─── Geselecteerde tekst

Stalling
1. Laat de frees zakken.
2. Zet de motor af, verwijder het contactsleuteltje en
wacht totdat alle bewegende onderdelen tot stilstand
zijn gekomen voordat u de bestuurderspositie verlaat.
3. Verwijder vuil en roet van de buitenkant van de gehele
machine, met name van de motor. Vuil en kaf van
de buitenkant van de cilinder, de koelribben van de
cilinderkop en de ventilatorbehuizing verwijderen.
Belangrijk: U kunt het voertuig met een mild
reinigingsmiddel en water wassen. Was de
machine nooit met een hogedrukreiniger. Gebruik
niet te veel water, vooral niet in de buurt van het
bedieningspaneel, de motor, de hydraulische
pompen en de accu.
4. Geef het luchtfilter een onderhoudsbeurt; zie
Onderhoud van het luchtfilter (bladz. 24).
5. Smeer de machine; zie De machine smeren (bladz. 23).

──────
─── Gegevensfragmenten

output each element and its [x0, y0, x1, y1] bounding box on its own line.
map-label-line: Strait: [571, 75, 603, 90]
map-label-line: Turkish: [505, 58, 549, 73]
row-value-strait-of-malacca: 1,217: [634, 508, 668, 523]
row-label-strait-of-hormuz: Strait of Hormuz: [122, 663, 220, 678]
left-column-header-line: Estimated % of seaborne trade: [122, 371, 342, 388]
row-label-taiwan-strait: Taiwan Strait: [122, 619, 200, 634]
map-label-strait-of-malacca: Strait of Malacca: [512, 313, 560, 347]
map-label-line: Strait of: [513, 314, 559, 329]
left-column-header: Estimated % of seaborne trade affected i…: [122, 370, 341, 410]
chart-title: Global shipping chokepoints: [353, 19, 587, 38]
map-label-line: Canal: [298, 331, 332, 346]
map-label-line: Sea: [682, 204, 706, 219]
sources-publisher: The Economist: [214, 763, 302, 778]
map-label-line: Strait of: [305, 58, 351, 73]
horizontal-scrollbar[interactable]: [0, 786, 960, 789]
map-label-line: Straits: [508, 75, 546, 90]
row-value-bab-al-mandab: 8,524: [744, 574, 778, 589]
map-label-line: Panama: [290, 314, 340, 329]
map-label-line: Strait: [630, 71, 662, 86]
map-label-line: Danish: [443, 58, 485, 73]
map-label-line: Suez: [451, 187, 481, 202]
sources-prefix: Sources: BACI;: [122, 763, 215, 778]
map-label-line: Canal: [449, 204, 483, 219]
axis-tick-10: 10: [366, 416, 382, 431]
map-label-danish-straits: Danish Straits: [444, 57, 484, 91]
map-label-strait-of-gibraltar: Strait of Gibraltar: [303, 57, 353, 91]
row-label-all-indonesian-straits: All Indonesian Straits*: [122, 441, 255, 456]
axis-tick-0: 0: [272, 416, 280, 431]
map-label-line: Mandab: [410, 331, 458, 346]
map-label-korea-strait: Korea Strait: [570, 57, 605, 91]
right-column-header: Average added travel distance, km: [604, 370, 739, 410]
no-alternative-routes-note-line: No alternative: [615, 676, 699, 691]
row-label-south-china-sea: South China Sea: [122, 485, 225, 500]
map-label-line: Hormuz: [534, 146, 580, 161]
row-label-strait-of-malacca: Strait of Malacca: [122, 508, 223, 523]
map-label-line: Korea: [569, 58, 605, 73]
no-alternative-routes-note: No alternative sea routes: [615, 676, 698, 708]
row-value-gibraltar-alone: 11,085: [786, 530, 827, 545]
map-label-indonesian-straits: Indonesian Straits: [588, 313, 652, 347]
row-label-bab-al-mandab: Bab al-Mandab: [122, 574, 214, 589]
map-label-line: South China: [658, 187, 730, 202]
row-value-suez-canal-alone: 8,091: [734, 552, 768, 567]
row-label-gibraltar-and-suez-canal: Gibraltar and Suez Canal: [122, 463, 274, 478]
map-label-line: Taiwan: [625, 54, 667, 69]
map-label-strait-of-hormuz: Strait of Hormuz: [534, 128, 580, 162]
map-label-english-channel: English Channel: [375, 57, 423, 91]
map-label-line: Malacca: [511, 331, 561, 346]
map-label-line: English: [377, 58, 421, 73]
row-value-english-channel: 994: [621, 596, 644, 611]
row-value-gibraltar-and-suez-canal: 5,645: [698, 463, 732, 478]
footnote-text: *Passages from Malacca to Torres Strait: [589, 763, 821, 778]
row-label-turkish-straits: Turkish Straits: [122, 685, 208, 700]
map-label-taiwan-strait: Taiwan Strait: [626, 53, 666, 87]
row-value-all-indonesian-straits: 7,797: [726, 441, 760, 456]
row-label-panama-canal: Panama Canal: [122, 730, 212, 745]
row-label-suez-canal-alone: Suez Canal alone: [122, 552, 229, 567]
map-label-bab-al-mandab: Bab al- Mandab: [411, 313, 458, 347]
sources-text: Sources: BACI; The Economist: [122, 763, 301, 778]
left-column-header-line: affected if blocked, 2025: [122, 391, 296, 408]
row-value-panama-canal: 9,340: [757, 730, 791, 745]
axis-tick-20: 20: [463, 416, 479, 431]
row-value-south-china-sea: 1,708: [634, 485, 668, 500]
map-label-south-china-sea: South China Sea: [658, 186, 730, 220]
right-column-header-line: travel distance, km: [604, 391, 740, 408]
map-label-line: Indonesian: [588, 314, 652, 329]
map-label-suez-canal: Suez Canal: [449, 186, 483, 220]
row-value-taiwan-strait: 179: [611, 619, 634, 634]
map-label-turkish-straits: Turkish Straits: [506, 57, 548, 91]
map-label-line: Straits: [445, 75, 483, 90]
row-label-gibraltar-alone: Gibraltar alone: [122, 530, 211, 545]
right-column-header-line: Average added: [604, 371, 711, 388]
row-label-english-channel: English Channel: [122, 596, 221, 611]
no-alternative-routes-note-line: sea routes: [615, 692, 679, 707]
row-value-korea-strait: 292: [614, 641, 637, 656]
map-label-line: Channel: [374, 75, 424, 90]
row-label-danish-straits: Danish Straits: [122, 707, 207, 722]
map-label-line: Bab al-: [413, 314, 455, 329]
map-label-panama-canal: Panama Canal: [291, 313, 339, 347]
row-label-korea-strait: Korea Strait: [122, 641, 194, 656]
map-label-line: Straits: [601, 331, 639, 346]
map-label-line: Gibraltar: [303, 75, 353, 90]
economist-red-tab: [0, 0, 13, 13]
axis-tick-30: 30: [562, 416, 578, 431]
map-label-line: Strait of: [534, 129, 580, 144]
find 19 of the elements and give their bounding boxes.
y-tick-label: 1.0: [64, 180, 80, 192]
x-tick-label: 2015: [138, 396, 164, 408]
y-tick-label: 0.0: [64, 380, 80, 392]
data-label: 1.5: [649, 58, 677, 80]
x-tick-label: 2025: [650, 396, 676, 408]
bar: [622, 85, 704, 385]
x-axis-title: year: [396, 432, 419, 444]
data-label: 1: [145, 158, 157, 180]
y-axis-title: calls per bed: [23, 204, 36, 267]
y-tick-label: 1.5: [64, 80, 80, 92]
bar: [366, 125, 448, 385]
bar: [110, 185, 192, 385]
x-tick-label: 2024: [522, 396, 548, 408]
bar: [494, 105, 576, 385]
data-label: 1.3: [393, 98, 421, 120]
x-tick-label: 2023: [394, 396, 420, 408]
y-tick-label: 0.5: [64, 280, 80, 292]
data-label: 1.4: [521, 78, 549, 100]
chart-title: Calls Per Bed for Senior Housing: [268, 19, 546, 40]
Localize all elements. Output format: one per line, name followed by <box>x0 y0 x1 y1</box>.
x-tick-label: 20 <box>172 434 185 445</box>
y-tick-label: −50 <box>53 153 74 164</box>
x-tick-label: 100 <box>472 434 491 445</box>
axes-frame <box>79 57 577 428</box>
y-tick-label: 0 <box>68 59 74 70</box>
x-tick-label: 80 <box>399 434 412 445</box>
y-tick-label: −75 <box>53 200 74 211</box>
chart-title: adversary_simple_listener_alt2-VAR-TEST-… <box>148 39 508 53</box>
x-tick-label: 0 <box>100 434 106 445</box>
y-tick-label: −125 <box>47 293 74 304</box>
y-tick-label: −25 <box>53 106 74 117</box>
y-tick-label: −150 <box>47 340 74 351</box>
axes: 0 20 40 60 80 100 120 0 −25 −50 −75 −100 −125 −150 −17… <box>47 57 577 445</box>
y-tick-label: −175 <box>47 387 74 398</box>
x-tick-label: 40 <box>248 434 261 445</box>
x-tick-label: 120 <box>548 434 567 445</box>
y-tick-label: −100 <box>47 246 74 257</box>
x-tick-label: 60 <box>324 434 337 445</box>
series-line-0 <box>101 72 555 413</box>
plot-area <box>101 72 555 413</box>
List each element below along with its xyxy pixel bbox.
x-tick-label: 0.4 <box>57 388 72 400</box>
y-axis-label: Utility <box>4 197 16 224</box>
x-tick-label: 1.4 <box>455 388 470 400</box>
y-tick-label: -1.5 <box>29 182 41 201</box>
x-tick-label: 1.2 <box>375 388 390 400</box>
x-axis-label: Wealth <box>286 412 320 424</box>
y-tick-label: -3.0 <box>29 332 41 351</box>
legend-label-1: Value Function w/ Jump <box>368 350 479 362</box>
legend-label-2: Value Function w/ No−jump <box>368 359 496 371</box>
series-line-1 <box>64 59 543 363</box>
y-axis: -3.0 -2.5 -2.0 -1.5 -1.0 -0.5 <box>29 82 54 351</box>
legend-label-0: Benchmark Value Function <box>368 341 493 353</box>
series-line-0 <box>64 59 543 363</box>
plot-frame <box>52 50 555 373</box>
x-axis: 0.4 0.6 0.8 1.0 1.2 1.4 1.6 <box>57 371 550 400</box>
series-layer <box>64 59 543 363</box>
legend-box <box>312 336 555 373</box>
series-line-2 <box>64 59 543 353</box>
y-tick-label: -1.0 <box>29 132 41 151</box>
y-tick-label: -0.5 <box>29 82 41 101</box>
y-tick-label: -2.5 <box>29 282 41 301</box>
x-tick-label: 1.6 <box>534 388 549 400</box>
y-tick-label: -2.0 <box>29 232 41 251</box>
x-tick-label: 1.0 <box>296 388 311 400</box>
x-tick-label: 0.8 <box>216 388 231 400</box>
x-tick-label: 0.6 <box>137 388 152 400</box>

──────

(Probleemstelling 1) Stel voor elk van de volgende beweringen vast of die overeenkomt met de stallingsinstructies, en citeer de beslissende woorden letterlijk. (a) De machine mag met een hogedrukreiniger worden gewassen. (b) Als eerste stap wordt de frees neergelaten. (c) Voor het onderhoud van het luchtfilter wordt naar bladzijde 24 verwezen.
(Probleemstelling 2) Geef het deel van de stallingsinstructies weer dat begint bij "3. Verwijder vuil" en doorloopt tot en met "luchtfilter (bladz. 24).". Hernoem daarin "luchtfilter" tot "luchtreiniger".

(Antwoord 1)
(a) Nee: "Was de machine nooit met een hogedrukreiniger."
(b) Ja: "1. Laat de frees zakken."
(c) Ja: "Onderhoud van het luchtfilter (bladz. 24)."

(Antwoord 2)
3. Verwijder vuil en roet van de buitenkant van de gehele
machine, met name van de motor. Vuil en kaf van
de buitenkant van de cilinder, de koelribben van de
cilinderkop en de ventilatorbehuizing verwijderen.
Belangrijk: U kunt het voertuig met een mild
reinigingsmiddel en water wassen. Was de
machine nooit met een hogedrukreiniger. Gebruik
niet te veel water, vooral niet in de buurt van het
bedieningspaneel, de motor, de hydraulische
pompen en de accu.
4. Geef het luchtreiniger een onderhoudsbeurt; zie
Onderhoud van het luchtreiniger (bladz. 24).